→ **Work to be completed**: Copy out all lines with the word "Importação" in them.

→ **Data supplied**:
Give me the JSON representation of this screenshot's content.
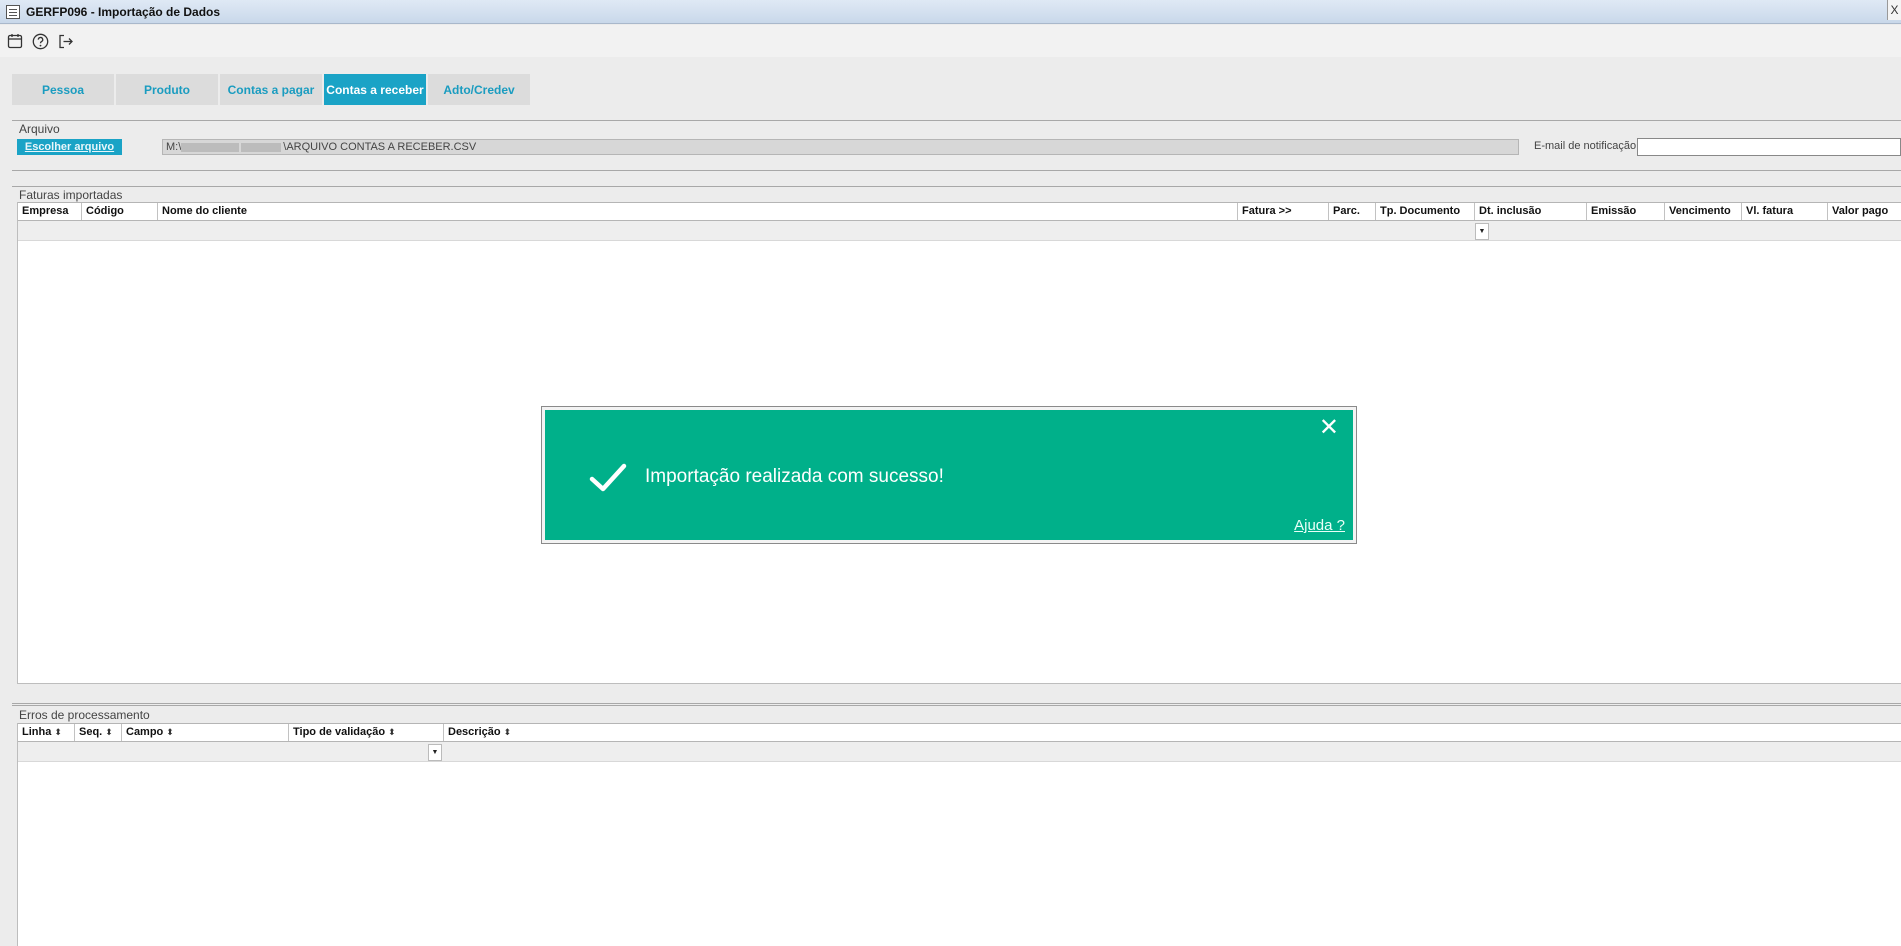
{
  "window": {
    "title": "GERFP096 - Importação de Dados",
    "close_glyph": "X"
  },
  "toolbar": {
    "icons": [
      "calendar-icon",
      "help-circle-icon",
      "exit-icon"
    ]
  },
  "tabs": [
    {
      "label": "Pessoa",
      "active": false
    },
    {
      "label": "Produto",
      "active": false
    },
    {
      "label": "Contas a pagar",
      "active": false
    },
    {
      "label": "Contas a receber",
      "active": true
    },
    {
      "label": "Adto/Credev",
      "active": false
    }
  ],
  "arquivo": {
    "section_label": "Arquivo",
    "choose_button": "Escolher arquivo",
    "file_path_prefix": "M:\\",
    "file_path": "\\ARQUIVO CONTAS A RECEBER.CSV",
    "email_label": "E-mail de notificação",
    "email_value": ""
  },
  "faturas": {
    "section_label": "Faturas importadas",
    "columns": [
      "Empresa",
      "Código",
      "Nome do cliente",
      "Fatura >>",
      "Parc.",
      "Tp. Documento",
      "Dt. inclusão",
      "Emissão",
      "Vencimento",
      "Vl. fatura",
      "Valor pago"
    ],
    "filter_dropdown_glyph": "▼"
  },
  "erros": {
    "section_label": "Erros de processamento",
    "columns": [
      "Linha",
      "Seq.",
      "Campo",
      "Tipo de validação",
      "Descrição"
    ],
    "sort_glyph": "⬍",
    "filter_dropdown_glyph": "▼"
  },
  "toast": {
    "message": "Importação realizada com sucesso!",
    "help_link": "Ajuda ?",
    "close_glyph": "✕",
    "color": "#00b08a"
  },
  "colors": {
    "accent": "#1aa3c6",
    "tab_inactive_text": "#1a9cc0"
  }
}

→ **Solution for this problem**:
    "title": "GERFP096 - Importação de Dados",
    "message": "Importação realizada com sucesso!",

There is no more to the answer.